TO BE DONE:
Exclude the pictures, then repeat the remaining data exactly.

INPUT ROWS:

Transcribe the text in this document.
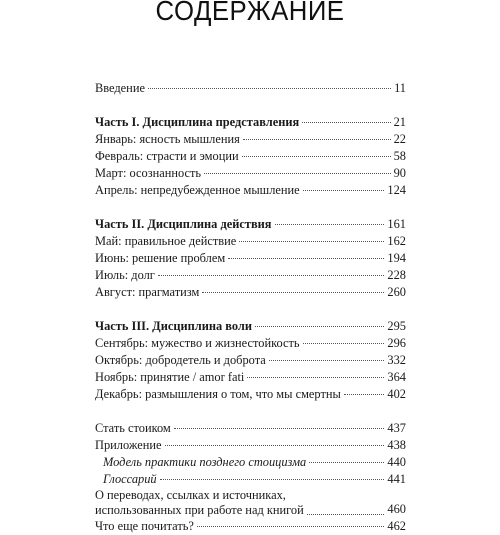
СОДЕРЖАНИЕ
Введение	11
Часть I. Дисциплина представления	21
Январь: ясность мышления	22
Февраль: страсти и эмоции	58
Март: осознанность	90
Апрель: непредубежденное мышление	124
Часть II. Дисциплина действия	161
Май: правильное действие	162
Июнь: решение проблем	194
Июль: долг	228
Август: прагматизм	260
Часть III. Дисциплина воли	295
Сентябрь: мужество и жизнестойкость	296
Октябрь: добродетель и доброта	332
Ноябрь: принятие / amor fati	364
Декабрь: размышления о том, что мы смертны	402
Стать стоиком	437
Приложение	438
Модель практики позднего стоицизма	440
Глоссарий	441
О переводах, ссылках и источниках,
использованных при работе над книгой	460
Что еще почитать?	462
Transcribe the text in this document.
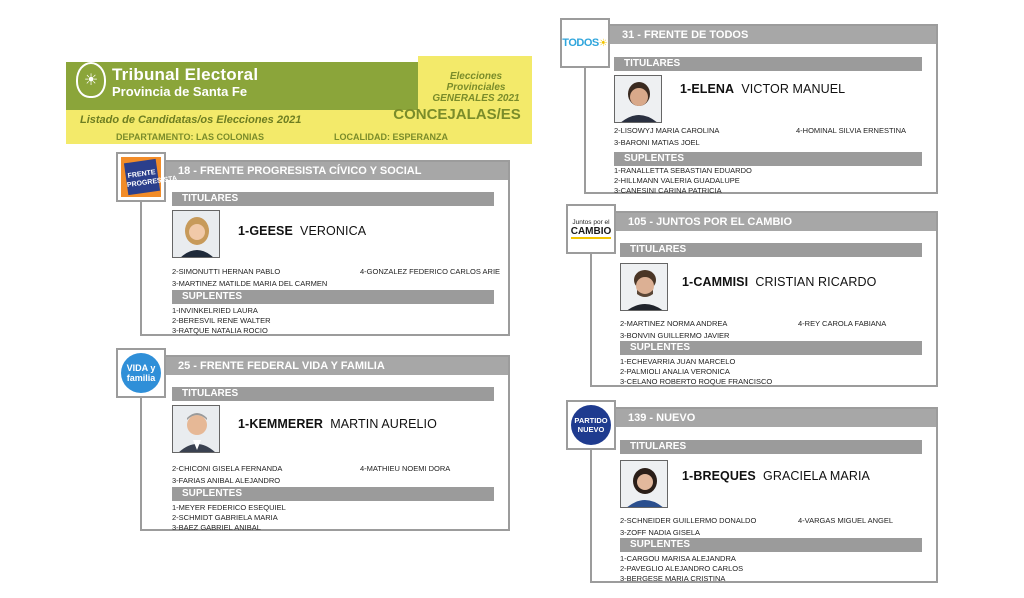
☀ Tribunal Electoral
Provincia de Santa Fe
Elecciones Provinciales
GENERALES 2021
CONCEJALAS/ES
Listado de Candidatas/os Elecciones 2021
DEPARTAMENTO: LAS COLONIAS	LOCALIDAD: ESPERANZA
18 - FRENTE PROGRESISTA CÍVICO Y SOCIAL
TITULARES
1-GEESE VERONICA
2-SIMONUTTI HERNAN PABLO	4-GONZALEZ FEDERICO CARLOS ARIE
3-MARTINEZ MATILDE MARIA DEL CARMEN
SUPLENTES
1-INVINKELRIED LAURA
2-BERESVIL RENE WALTER
3-RATQUE NATALIA ROCIO
FRENTE PROGRESISTA
25 - FRENTE FEDERAL VIDA Y FAMILIA
TITULARES
1-KEMMERER MARTIN AURELIO
2-CHICONI GISELA FERNANDA	4-MATHIEU NOEMI DORA
3-FARIAS ANIBAL ALEJANDRO
SUPLENTES
1-MEYER FEDERICO ESEQUIEL
2-SCHMIDT GABRIELA MARIA
3-BAEZ GABRIEL ANIBAL
VIDA y familia
31 - FRENTE DE TODOS
TITULARES
1-ELENA VICTOR MANUEL
2-LISOWYJ MARIA CAROLINA	4-HOMINAL SILVIA ERNESTINA
3-BARONI MATIAS JOEL
SUPLENTES
1-RANALLETTA SEBASTIAN EDUARDO
2-HILLMANN VALERIA GUADALUPE
3-CANESINI CARINA PATRICIA
TODOS ☀
105 - JUNTOS POR EL CAMBIO
TITULARES
1-CAMMISI CRISTIAN RICARDO
2-MARTINEZ NORMA ANDREA	4-REY CAROLA FABIANA
3-BONVIN GUILLERMO JAVIER
SUPLENTES
1-ECHEVARRIA JUAN MARCELO
2-PALMIOLI ANALIA VERONICA
3-CELANO ROBERTO ROQUE FRANCISCO
Juntos por el
CAMBIO
139 - NUEVO
TITULARES
1-BREQUES GRACIELA MARIA
2-SCHNEIDER GUILLERMO DONALDO	4-VARGAS MIGUEL ANGEL
3-ZOFF NADIA GISELA
SUPLENTES
1-CARGOU MARISA ALEJANDRA
2-PAVEGLIO ALEJANDRO CARLOS
3-BERGESE MARIA CRISTINA
PARTIDO NUEVO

SOLUTION:
Transcribe the text in this document.
СОДЕРЖАНИЕ
Введение	11
Часть I. Дисциплина представления	21
Январь: ясность мышления	22
Февраль: страсти и эмоции	58
Март: осознанность	90
Апрель: непредубежденное мышление	124
Часть II. Дисциплина действия	161
Май: правильное действие	162
Июнь: решение проблем	194
Июль: долг	228
Август: прагматизм	260
Часть III. Дисциплина воли	295
Сентябрь: мужество и жизнестойкость	296
Октябрь: добродетель и доброта	332
Ноябрь: принятие / amor fati	364
Декабрь: размышления о том, что мы смертны	402
Стать стоиком	437
Приложение	438
Модель практики позднего стоицизма	440
Глоссарий	441
О переводах, ссылках и источниках,
использованных при работе над книгой	460
Что еще почитать?	462
Transcribe the text in this document.
☀ Tribunal Electoral
Provincia de Santa Fe
Elecciones Provinciales
GENERALES 2021
CONCEJALAS/ES
Listado de Candidatas/os Elecciones 2021
DEPARTAMENTO: LAS COLONIAS	LOCALIDAD: ESPERANZA
18 - FRENTE PROGRESISTA CÍVICO Y SOCIAL
TITULARES
1-GEESE VERONICA
2-SIMONUTTI HERNAN PABLO	4-GONZALEZ FEDERICO CARLOS ARIE
3-MARTINEZ MATILDE MARIA DEL CARMEN
SUPLENTES
1-INVINKELRIED LAURA
2-BERESVIL RENE WALTER
3-RATQUE NATALIA ROCIO
FRENTE PROGRESISTA
25 - FRENTE FEDERAL VIDA Y FAMILIA
TITULARES
1-KEMMERER MARTIN AURELIO
2-CHICONI GISELA FERNANDA	4-MATHIEU NOEMI DORA
3-FARIAS ANIBAL ALEJANDRO
SUPLENTES
1-MEYER FEDERICO ESEQUIEL
2-SCHMIDT GABRIELA MARIA
3-BAEZ GABRIEL ANIBAL
VIDA y familia
31 - FRENTE DE TODOS
TITULARES
1-ELENA VICTOR MANUEL
2-LISOWYJ MARIA CAROLINA	4-HOMINAL SILVIA ERNESTINA
3-BARONI MATIAS JOEL
SUPLENTES
1-RANALLETTA SEBASTIAN EDUARDO
2-HILLMANN VALERIA GUADALUPE
3-CANESINI CARINA PATRICIA
TODOS ☀
105 - JUNTOS POR EL CAMBIO
TITULARES
1-CAMMISI CRISTIAN RICARDO
2-MARTINEZ NORMA ANDREA	4-REY CAROLA FABIANA
3-BONVIN GUILLERMO JAVIER
SUPLENTES
1-ECHEVARRIA JUAN MARCELO
2-PALMIOLI ANALIA VERONICA
3-CELANO ROBERTO ROQUE FRANCISCO
Juntos por el
CAMBIO
139 - NUEVO
TITULARES
1-BREQUES GRACIELA MARIA
2-SCHNEIDER GUILLERMO DONALDO	4-VARGAS MIGUEL ANGEL
3-ZOFF NADIA GISELA
SUPLENTES
1-CARGOU MARISA ALEJANDRA
2-PAVEGLIO ALEJANDRO CARLOS
3-BERGESE MARIA CRISTINA
PARTIDO NUEVO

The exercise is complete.